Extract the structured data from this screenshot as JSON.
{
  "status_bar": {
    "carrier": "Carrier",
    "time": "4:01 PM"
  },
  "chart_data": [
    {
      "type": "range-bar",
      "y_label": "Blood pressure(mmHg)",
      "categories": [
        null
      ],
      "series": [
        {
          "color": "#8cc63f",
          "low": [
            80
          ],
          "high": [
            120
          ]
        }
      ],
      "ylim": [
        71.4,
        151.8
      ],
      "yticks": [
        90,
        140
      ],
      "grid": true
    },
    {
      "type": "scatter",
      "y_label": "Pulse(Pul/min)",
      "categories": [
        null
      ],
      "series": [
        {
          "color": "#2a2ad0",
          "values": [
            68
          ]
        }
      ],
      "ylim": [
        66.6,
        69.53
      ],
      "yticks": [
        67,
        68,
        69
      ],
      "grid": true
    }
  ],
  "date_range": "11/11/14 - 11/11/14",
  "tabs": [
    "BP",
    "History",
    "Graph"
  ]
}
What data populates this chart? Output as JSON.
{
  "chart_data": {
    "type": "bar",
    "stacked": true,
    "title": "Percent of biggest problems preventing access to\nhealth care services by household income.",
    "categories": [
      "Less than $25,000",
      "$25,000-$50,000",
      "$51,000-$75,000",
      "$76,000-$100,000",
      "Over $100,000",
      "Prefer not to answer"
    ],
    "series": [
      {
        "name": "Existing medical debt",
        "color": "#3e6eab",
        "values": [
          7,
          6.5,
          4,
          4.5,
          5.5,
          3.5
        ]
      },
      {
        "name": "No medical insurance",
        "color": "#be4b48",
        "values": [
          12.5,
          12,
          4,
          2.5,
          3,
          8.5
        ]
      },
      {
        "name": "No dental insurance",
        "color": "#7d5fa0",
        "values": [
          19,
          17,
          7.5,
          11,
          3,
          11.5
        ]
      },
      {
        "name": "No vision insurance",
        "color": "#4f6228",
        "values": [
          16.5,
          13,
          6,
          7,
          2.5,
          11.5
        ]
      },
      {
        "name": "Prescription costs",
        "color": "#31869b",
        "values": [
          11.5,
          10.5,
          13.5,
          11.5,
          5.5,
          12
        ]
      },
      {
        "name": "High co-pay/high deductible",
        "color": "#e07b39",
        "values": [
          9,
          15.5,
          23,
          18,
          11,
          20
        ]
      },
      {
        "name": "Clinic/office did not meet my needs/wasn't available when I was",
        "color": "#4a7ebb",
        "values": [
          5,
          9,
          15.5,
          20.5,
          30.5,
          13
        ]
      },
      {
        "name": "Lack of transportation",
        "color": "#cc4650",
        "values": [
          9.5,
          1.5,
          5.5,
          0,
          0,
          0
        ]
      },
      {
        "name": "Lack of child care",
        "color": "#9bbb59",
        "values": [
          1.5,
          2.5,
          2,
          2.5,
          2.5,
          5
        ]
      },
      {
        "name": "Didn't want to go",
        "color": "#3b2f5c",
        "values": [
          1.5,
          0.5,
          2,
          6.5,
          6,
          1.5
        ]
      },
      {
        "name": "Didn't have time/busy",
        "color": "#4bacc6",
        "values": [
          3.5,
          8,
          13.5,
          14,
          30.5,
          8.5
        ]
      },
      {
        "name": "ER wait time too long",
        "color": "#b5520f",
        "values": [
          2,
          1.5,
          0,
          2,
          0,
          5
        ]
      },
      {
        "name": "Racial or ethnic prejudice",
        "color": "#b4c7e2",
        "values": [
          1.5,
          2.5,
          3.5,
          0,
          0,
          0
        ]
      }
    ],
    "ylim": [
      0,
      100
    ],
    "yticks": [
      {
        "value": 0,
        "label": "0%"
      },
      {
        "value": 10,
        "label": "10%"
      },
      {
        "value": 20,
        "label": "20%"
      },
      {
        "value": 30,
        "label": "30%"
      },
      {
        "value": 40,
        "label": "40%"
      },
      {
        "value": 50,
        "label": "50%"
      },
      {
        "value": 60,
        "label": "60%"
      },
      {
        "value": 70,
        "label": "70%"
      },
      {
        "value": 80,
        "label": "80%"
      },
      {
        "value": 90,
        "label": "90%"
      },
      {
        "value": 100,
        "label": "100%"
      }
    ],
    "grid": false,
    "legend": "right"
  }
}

● ● ●

- [Problem]
Your answer should be a single number: the count of lines in the data that include the word "medical".

- [Task result]
2